Data excerpts
____

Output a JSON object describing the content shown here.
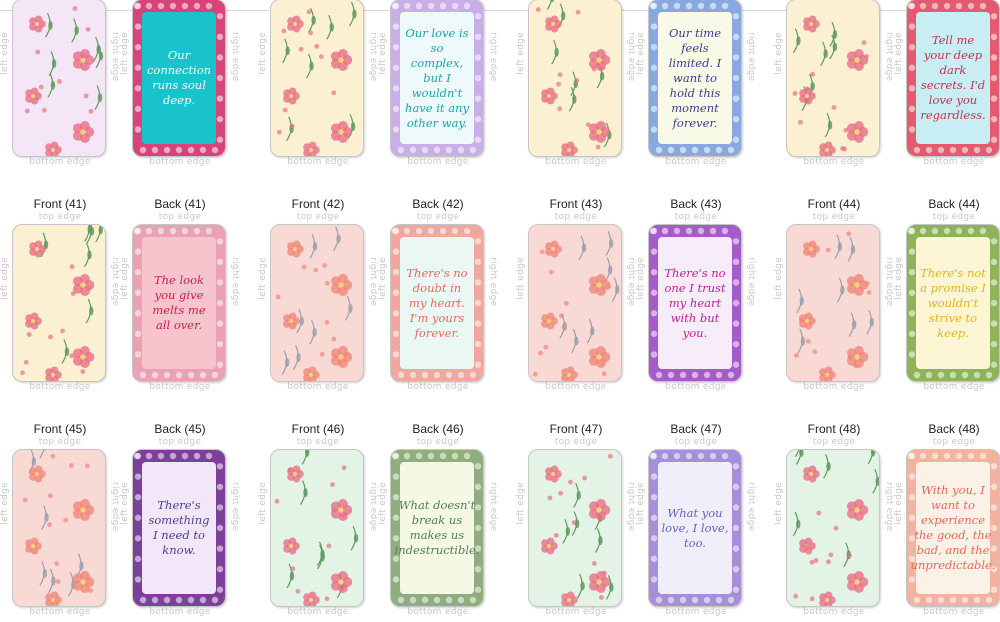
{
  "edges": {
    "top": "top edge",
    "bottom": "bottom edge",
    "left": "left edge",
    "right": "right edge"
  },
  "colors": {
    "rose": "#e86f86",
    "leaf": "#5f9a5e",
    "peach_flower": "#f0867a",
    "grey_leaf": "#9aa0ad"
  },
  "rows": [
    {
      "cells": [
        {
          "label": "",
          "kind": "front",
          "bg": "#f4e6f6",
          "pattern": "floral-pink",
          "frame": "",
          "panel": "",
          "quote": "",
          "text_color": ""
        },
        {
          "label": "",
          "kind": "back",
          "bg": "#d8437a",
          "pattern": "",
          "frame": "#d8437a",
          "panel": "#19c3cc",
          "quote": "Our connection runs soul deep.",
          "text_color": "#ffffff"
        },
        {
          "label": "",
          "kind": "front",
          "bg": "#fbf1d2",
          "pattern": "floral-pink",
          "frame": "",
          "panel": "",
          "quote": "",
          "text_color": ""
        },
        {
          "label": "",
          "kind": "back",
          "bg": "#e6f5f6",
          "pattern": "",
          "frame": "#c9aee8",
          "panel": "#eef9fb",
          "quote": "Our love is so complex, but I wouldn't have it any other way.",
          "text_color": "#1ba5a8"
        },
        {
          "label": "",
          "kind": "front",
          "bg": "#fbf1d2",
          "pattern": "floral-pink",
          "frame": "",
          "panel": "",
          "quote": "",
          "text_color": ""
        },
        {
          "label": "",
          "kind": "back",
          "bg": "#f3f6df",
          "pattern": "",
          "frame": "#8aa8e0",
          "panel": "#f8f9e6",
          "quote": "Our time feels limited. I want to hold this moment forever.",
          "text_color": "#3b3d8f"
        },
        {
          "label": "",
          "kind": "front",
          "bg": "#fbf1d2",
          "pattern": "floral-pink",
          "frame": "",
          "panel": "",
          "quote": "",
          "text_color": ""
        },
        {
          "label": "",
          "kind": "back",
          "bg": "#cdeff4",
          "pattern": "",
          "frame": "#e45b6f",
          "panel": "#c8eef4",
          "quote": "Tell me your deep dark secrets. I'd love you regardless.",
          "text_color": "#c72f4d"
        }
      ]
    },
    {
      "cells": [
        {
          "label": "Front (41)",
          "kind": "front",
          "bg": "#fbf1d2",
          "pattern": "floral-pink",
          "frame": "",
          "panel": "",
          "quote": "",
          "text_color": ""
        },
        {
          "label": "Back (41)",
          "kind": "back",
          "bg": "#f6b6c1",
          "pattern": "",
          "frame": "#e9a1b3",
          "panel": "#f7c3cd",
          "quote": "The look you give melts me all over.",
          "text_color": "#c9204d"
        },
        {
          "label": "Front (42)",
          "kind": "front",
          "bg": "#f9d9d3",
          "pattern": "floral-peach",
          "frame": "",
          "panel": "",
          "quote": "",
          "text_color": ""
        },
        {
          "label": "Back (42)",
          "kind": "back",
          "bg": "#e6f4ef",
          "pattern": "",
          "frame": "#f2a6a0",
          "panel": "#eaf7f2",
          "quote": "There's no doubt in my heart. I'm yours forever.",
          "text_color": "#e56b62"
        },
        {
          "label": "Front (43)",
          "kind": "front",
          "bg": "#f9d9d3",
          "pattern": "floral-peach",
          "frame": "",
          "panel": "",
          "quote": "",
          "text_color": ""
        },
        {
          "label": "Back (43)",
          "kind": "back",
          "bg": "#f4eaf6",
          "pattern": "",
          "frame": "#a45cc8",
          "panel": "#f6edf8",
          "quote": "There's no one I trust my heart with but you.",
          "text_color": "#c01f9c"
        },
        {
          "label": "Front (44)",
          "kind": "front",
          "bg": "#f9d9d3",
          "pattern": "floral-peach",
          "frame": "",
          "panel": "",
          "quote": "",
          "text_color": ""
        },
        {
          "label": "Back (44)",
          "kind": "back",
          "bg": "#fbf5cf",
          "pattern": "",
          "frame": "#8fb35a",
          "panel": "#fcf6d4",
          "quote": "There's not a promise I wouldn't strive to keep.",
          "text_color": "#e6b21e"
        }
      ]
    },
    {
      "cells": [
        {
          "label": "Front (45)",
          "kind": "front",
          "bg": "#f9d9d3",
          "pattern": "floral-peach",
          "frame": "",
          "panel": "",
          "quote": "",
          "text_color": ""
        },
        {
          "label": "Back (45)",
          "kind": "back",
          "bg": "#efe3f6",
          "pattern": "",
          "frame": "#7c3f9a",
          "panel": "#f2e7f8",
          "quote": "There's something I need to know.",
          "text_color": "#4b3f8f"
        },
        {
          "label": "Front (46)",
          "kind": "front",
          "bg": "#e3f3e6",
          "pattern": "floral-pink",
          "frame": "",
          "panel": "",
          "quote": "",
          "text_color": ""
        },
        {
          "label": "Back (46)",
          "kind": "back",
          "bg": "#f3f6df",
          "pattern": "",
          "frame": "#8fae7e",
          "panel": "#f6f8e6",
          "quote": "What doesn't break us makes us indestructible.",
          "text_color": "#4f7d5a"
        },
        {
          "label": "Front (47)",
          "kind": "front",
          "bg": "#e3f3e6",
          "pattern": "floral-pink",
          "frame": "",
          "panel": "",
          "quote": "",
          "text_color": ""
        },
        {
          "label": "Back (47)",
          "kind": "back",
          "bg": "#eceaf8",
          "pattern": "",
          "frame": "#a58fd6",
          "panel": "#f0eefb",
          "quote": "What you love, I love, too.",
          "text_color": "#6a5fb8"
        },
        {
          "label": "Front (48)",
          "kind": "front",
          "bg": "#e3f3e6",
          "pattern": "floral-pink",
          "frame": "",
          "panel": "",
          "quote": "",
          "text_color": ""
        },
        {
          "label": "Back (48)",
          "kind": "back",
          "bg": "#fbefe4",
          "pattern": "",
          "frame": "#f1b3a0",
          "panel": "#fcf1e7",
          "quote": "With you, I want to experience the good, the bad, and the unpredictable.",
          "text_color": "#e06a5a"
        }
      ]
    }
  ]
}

____

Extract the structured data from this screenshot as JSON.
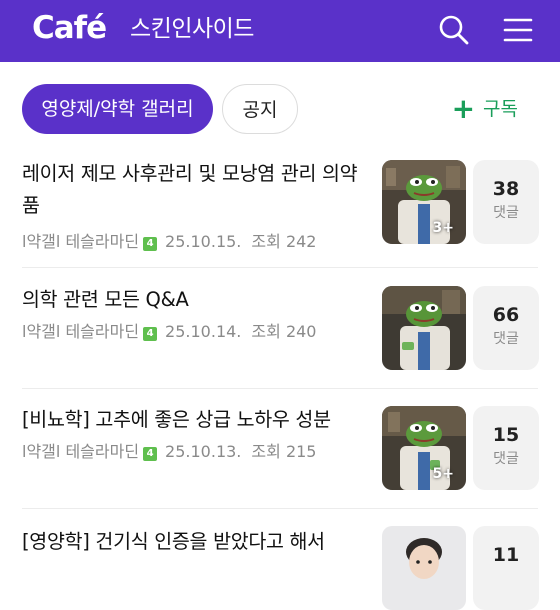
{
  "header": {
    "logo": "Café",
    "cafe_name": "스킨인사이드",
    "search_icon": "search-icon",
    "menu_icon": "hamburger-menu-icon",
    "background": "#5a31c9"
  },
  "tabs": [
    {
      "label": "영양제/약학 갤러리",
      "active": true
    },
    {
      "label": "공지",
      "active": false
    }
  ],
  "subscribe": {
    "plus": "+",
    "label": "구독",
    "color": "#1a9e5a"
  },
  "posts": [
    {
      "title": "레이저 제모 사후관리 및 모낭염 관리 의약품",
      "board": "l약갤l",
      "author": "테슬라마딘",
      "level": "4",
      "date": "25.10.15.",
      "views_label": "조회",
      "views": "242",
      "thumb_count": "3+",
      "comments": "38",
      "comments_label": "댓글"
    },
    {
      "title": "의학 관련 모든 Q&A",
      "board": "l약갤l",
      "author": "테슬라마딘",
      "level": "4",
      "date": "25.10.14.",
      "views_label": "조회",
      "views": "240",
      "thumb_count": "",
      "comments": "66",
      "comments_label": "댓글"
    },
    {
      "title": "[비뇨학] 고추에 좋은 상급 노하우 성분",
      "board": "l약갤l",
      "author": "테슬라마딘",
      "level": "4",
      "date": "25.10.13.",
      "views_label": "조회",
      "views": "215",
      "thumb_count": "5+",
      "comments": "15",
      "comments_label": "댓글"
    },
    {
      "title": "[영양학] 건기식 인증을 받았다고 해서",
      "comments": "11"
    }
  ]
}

____

• **THE EXERCISE**:
Using the listing above, work out how many of its lines include "title", and give only the result.

• **SOLUTION FOR THIS TASK**:
4